**Task statement**
Starting at the line with "Extract all readable text from this page.", return every line through the final one of the data, word for word. Pictures stay out.

• • • • • • •

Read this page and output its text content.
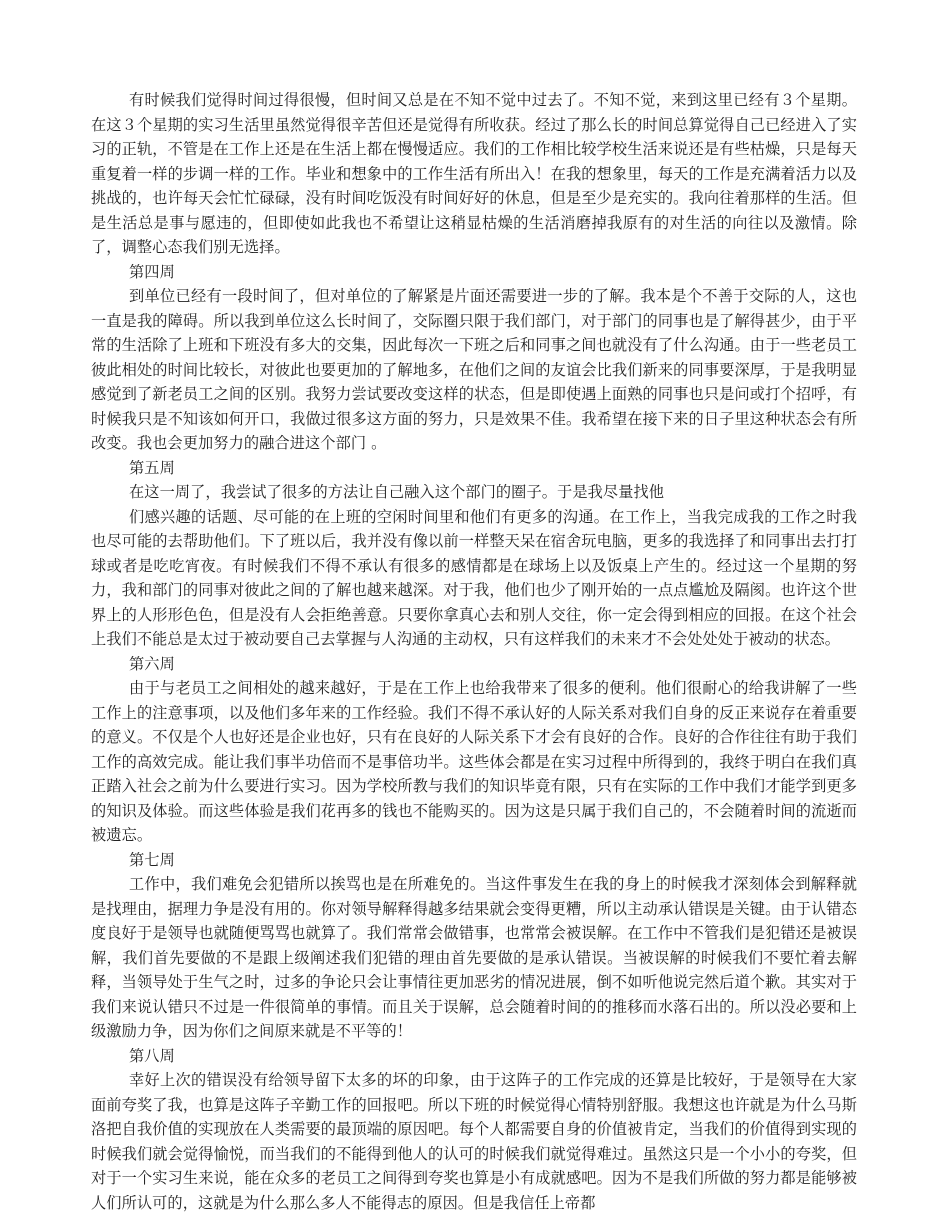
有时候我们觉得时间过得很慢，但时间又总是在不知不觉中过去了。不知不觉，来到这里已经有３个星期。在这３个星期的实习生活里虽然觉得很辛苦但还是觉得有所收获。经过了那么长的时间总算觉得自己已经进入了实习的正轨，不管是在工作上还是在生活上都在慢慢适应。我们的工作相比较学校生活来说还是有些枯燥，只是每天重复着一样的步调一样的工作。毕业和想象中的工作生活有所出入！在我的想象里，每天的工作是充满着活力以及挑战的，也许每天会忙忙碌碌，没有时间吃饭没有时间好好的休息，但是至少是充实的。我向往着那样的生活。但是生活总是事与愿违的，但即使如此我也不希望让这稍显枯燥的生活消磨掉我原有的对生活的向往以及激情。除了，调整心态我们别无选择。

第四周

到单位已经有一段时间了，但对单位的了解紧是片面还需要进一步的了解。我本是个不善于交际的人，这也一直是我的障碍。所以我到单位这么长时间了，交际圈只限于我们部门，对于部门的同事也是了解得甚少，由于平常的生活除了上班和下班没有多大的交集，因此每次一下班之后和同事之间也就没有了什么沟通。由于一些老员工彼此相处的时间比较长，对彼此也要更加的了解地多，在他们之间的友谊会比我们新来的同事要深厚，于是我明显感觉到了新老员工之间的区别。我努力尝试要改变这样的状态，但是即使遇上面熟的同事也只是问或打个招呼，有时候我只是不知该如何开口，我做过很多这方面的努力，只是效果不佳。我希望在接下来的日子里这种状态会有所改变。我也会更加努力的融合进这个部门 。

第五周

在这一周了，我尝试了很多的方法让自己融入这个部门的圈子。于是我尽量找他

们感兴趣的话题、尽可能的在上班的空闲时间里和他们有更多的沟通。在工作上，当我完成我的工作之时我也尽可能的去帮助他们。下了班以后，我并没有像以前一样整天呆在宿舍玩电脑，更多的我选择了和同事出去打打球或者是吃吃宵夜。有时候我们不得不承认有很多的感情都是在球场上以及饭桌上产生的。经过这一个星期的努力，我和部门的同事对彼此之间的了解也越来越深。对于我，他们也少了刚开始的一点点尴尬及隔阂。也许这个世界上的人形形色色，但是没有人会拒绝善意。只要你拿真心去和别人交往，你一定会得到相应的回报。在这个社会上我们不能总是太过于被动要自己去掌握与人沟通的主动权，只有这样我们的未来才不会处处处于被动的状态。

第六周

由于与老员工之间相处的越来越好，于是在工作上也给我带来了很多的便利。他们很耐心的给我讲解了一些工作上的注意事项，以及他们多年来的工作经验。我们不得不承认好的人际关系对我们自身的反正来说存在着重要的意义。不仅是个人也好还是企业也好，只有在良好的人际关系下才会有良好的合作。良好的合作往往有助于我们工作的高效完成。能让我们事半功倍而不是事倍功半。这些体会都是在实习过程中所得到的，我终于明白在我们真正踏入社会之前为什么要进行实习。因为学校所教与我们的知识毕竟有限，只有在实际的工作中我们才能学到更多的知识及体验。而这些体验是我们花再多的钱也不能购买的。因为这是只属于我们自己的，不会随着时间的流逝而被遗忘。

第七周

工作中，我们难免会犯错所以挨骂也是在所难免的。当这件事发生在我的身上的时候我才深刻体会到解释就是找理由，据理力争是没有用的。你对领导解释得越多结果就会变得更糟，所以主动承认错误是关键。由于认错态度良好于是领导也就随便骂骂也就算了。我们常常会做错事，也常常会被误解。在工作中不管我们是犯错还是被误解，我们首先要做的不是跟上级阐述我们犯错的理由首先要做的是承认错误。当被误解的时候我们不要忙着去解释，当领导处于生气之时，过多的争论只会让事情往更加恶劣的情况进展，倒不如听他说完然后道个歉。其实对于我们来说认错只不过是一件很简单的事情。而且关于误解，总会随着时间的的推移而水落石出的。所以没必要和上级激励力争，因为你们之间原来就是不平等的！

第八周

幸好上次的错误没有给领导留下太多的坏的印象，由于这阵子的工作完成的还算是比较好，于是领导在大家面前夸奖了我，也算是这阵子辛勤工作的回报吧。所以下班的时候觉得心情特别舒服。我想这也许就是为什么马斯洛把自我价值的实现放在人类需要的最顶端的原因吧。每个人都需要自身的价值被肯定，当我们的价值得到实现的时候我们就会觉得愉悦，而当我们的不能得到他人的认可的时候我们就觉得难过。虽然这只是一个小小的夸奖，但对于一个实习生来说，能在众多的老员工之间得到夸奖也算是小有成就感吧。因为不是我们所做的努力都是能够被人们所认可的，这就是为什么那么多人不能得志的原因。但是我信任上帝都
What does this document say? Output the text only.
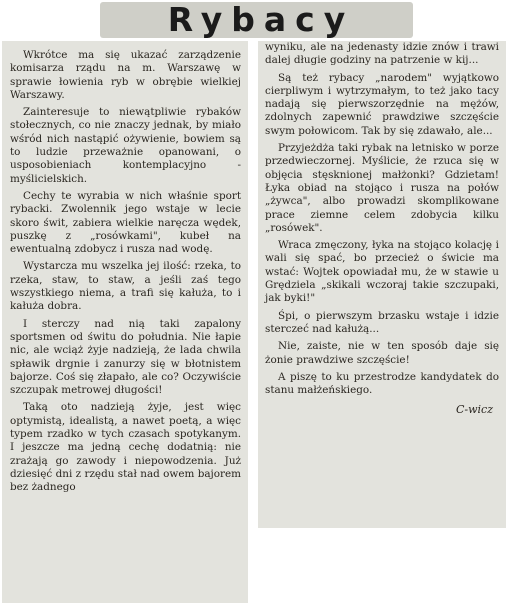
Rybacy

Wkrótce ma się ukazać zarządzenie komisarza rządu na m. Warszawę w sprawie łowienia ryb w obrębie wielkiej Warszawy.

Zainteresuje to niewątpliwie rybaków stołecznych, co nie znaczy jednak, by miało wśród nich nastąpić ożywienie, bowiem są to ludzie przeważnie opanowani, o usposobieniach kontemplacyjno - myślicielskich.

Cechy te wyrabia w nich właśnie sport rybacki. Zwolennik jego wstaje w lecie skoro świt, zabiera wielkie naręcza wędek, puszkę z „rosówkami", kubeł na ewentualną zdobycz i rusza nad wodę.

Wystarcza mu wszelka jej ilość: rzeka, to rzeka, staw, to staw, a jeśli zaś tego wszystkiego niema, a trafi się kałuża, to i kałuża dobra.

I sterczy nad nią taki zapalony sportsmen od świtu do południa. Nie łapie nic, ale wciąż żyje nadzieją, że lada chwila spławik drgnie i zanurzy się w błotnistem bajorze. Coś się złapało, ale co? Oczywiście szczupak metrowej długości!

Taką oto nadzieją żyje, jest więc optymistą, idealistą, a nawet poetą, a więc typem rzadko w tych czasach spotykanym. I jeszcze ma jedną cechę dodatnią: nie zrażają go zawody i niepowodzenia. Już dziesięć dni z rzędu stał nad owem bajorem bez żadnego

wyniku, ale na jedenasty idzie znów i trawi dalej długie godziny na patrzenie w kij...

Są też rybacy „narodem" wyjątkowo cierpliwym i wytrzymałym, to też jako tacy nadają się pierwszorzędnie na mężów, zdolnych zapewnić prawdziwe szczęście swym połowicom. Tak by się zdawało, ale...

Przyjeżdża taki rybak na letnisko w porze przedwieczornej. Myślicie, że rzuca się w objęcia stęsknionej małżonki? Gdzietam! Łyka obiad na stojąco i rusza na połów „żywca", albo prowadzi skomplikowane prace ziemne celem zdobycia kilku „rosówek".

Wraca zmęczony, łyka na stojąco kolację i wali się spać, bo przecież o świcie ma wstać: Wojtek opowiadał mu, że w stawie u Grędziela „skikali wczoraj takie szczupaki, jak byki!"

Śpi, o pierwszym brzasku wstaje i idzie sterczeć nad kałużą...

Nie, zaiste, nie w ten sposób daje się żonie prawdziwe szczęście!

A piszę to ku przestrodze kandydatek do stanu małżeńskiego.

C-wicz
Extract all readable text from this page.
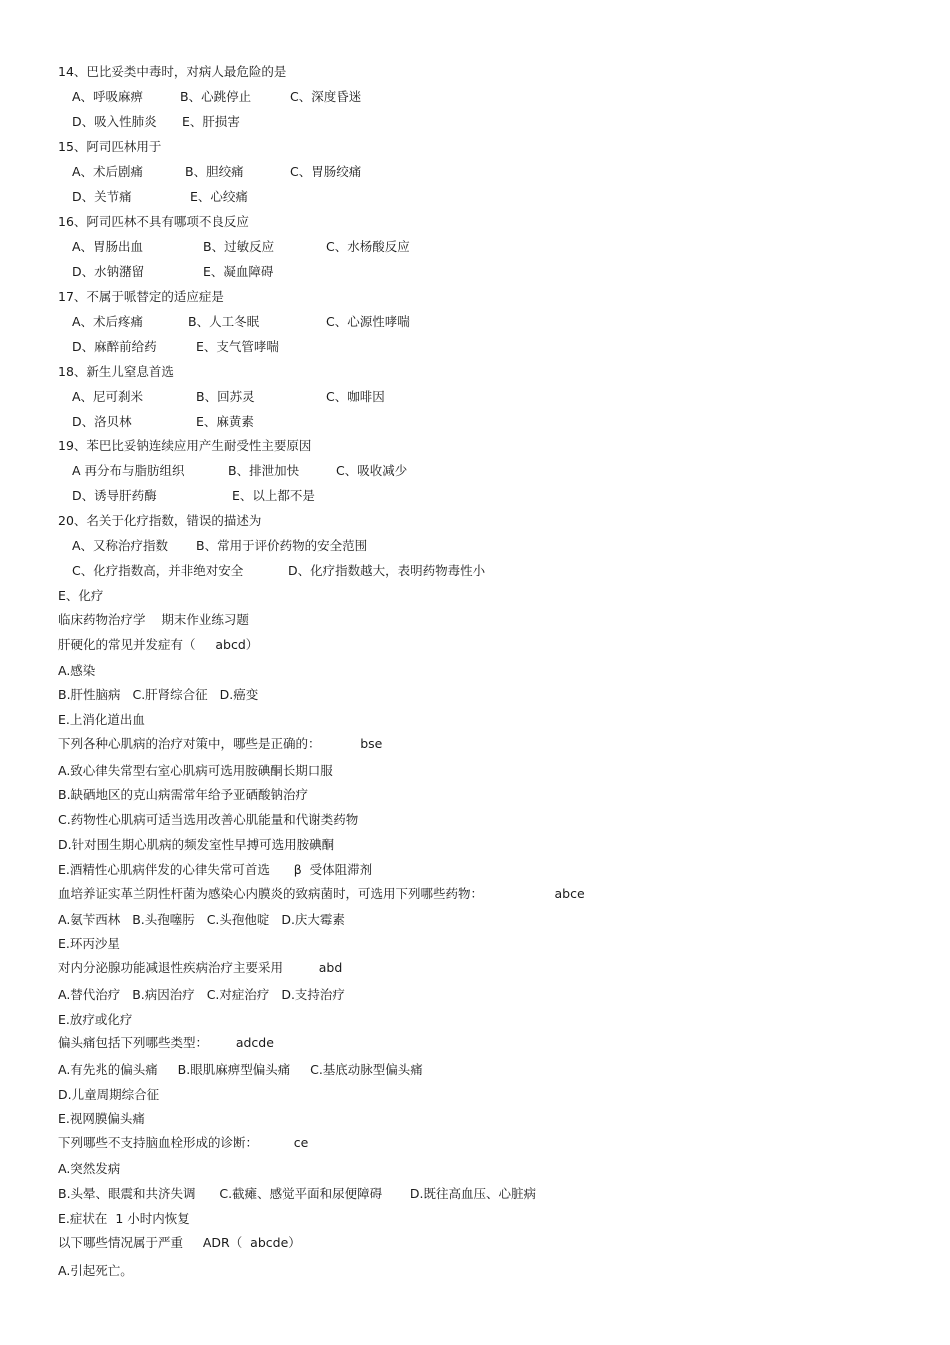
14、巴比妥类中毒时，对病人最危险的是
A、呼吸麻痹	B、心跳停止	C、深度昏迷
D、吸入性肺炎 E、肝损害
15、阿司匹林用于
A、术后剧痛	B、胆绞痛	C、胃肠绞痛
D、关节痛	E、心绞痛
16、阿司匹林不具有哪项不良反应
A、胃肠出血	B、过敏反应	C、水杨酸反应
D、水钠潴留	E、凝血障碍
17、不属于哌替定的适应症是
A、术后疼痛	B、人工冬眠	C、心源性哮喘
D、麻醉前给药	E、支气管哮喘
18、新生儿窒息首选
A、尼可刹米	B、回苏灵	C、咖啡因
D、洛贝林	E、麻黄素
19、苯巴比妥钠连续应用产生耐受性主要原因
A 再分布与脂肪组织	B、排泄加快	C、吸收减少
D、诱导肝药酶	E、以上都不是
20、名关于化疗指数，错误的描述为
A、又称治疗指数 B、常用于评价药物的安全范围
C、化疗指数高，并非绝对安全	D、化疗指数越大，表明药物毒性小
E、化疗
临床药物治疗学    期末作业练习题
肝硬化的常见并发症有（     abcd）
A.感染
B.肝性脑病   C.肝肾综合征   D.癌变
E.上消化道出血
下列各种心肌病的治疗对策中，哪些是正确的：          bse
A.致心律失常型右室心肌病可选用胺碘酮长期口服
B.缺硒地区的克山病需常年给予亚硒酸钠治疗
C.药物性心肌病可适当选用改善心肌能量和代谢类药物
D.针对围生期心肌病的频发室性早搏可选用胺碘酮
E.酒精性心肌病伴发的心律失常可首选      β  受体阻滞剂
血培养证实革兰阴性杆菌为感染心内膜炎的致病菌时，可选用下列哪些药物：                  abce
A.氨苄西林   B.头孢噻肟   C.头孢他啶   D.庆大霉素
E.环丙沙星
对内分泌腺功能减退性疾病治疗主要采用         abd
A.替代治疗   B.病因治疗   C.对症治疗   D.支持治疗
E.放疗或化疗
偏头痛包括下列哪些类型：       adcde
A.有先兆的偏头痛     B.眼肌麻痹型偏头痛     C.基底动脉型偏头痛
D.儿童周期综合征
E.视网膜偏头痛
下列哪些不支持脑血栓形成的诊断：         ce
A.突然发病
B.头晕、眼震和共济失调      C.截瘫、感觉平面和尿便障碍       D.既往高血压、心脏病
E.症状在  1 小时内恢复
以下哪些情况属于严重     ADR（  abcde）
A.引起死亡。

• • • • • • •

**Response to the task**
Extract all readable text from this page.
14、巴比妥类中毒时，对病人最危险的是
A、呼吸麻痹	B、心跳停止	C、深度昏迷
D、吸入性肺炎 E、肝损害
15、阿司匹林用于
A、术后剧痛	B、胆绞痛	C、胃肠绞痛
D、关节痛	E、心绞痛
16、阿司匹林不具有哪项不良反应
A、胃肠出血	B、过敏反应	C、水杨酸反应
D、水钠潴留	E、凝血障碍
17、不属于哌替定的适应症是
A、术后疼痛	B、人工冬眠	C、心源性哮喘
D、麻醉前给药	E、支气管哮喘
18、新生儿窒息首选
A、尼可刹米	B、回苏灵	C、咖啡因
D、洛贝林	E、麻黄素
19、苯巴比妥钠连续应用产生耐受性主要原因
A 再分布与脂肪组织	B、排泄加快	C、吸收减少
D、诱导肝药酶	E、以上都不是
20、名关于化疗指数，错误的描述为
A、又称治疗指数 B、常用于评价药物的安全范围
C、化疗指数高，并非绝对安全	D、化疗指数越大，表明药物毒性小
E、化疗
临床药物治疗学    期末作业练习题
肝硬化的常见并发症有（     abcd）
A.感染
B.肝性脑病   C.肝肾综合征   D.癌变
E.上消化道出血
下列各种心肌病的治疗对策中，哪些是正确的：          bse
A.致心律失常型右室心肌病可选用胺碘酮长期口服
B.缺硒地区的克山病需常年给予亚硒酸钠治疗
C.药物性心肌病可适当选用改善心肌能量和代谢类药物
D.针对围生期心肌病的频发室性早搏可选用胺碘酮
E.酒精性心肌病伴发的心律失常可首选      β  受体阻滞剂
血培养证实革兰阴性杆菌为感染心内膜炎的致病菌时，可选用下列哪些药物：                  abce
A.氨苄西林   B.头孢噻肟   C.头孢他啶   D.庆大霉素
E.环丙沙星
对内分泌腺功能减退性疾病治疗主要采用         abd
A.替代治疗   B.病因治疗   C.对症治疗   D.支持治疗
E.放疗或化疗
偏头痛包括下列哪些类型：       adcde
A.有先兆的偏头痛     B.眼肌麻痹型偏头痛     C.基底动脉型偏头痛
D.儿童周期综合征
E.视网膜偏头痛
下列哪些不支持脑血栓形成的诊断：         ce
A.突然发病
B.头晕、眼震和共济失调      C.截瘫、感觉平面和尿便障碍       D.既往高血压、心脏病
E.症状在  1 小时内恢复
以下哪些情况属于严重     ADR（  abcde）
A.引起死亡。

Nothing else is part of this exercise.